**Figure contents as structured data**
"""

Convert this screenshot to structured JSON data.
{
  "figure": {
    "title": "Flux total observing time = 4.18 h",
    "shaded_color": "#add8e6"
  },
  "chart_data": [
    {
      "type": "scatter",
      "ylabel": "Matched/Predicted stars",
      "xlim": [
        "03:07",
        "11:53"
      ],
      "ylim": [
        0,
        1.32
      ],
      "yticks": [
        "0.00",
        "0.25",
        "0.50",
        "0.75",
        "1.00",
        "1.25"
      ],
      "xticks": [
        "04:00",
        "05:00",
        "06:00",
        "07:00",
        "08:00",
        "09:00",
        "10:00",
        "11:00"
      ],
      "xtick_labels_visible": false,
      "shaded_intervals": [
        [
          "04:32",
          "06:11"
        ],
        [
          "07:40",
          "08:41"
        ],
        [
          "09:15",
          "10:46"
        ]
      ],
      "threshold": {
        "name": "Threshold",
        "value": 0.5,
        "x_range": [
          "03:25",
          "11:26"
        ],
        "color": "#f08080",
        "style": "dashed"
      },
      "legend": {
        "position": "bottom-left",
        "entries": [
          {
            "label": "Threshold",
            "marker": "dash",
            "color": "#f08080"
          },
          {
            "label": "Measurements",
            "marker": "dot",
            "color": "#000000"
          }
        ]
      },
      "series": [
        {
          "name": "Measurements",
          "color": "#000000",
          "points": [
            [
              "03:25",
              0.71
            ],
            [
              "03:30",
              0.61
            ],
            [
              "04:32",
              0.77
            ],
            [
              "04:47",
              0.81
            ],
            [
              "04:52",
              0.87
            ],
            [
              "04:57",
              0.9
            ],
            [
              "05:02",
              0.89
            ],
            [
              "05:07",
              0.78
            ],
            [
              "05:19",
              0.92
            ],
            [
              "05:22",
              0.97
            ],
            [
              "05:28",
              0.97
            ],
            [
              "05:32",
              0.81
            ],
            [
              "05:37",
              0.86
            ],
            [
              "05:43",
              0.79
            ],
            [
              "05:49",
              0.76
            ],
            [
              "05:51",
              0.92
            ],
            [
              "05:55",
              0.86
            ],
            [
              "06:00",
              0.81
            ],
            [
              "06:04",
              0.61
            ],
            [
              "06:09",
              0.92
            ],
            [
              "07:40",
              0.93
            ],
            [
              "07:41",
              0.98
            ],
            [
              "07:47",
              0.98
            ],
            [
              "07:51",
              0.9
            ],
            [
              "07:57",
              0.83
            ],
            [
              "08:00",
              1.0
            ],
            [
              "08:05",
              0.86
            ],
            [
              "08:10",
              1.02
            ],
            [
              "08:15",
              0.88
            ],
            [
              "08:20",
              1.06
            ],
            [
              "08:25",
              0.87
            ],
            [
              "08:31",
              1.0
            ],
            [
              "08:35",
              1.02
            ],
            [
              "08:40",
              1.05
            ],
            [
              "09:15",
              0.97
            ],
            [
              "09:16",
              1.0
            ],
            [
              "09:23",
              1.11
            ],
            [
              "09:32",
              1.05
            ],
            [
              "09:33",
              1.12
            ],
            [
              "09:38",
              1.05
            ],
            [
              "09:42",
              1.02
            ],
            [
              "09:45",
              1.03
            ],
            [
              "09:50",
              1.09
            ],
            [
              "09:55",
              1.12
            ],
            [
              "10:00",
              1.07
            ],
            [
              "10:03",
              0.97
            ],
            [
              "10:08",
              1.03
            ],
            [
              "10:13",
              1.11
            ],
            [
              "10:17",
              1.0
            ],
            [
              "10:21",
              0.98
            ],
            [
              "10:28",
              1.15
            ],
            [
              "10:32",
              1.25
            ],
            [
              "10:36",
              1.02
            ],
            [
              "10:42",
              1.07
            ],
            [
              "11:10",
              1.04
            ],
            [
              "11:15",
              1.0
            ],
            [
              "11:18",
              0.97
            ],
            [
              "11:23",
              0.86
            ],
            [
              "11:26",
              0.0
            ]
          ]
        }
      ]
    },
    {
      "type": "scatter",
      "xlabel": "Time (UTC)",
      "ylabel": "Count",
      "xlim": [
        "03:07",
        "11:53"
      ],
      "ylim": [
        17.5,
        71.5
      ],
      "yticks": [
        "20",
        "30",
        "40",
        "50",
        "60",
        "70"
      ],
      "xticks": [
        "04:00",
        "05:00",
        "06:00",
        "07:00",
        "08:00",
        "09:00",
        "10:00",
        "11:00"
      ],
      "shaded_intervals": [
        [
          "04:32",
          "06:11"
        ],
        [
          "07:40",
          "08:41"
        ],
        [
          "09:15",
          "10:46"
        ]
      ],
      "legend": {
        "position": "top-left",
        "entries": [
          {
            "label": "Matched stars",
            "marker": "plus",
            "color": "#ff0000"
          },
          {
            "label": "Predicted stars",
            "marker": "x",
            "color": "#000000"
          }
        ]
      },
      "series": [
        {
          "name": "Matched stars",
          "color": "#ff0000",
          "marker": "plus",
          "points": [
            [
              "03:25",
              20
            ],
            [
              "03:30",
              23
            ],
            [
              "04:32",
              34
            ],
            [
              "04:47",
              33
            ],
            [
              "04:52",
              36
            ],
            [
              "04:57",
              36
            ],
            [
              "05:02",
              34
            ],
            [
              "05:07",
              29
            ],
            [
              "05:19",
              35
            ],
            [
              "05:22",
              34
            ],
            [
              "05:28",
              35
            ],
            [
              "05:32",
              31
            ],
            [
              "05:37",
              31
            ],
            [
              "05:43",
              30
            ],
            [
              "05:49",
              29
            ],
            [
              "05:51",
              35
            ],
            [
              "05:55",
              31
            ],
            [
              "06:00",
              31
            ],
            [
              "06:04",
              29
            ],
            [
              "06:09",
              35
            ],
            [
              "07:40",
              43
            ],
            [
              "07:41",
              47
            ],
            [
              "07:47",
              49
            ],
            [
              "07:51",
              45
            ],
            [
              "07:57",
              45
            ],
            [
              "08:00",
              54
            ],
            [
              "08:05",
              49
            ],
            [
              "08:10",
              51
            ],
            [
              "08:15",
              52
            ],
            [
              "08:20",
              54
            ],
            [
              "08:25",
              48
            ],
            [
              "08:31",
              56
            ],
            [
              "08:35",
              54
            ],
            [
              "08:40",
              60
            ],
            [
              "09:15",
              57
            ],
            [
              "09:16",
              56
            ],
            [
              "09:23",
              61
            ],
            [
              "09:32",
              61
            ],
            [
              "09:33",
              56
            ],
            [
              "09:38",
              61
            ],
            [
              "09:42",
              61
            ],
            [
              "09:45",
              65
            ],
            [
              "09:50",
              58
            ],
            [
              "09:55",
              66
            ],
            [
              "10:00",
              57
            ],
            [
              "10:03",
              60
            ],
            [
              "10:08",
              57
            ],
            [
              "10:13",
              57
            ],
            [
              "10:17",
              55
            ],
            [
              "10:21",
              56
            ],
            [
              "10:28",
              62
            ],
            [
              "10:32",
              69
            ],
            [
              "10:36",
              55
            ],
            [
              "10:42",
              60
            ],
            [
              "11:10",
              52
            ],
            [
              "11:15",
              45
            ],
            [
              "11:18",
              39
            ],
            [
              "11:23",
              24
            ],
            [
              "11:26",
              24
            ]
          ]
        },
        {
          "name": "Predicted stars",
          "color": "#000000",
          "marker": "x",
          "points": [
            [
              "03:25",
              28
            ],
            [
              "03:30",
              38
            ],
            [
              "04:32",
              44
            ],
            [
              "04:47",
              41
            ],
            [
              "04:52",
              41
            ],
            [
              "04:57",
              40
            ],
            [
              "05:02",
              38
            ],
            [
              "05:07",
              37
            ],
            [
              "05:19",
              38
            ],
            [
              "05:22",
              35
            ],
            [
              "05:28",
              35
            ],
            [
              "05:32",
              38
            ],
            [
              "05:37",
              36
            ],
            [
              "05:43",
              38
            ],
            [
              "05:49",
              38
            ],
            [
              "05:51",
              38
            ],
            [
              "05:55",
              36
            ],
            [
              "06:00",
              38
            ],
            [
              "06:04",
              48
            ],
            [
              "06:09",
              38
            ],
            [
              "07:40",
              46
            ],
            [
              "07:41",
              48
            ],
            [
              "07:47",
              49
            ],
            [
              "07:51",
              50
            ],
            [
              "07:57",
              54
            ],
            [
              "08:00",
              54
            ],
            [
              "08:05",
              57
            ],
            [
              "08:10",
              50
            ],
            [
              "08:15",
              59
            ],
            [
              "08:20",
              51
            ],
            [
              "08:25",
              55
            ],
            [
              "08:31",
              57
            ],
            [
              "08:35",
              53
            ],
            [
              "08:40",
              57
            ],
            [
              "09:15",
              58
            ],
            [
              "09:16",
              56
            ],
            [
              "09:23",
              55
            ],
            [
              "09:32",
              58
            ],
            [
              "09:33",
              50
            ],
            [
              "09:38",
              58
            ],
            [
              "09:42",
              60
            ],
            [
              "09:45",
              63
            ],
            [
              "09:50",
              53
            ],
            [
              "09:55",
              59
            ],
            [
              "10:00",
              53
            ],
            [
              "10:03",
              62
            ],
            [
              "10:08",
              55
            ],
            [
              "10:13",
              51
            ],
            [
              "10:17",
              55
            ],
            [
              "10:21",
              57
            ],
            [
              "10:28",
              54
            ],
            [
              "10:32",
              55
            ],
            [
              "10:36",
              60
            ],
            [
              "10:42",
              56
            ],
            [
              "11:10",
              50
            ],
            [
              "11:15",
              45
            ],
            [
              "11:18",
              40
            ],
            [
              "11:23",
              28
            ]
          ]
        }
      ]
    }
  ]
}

"""

Copy out every line that includes the word "ylabel".

      "ylabel": "Matched/Predicted stars",
      "ylabel": "Count",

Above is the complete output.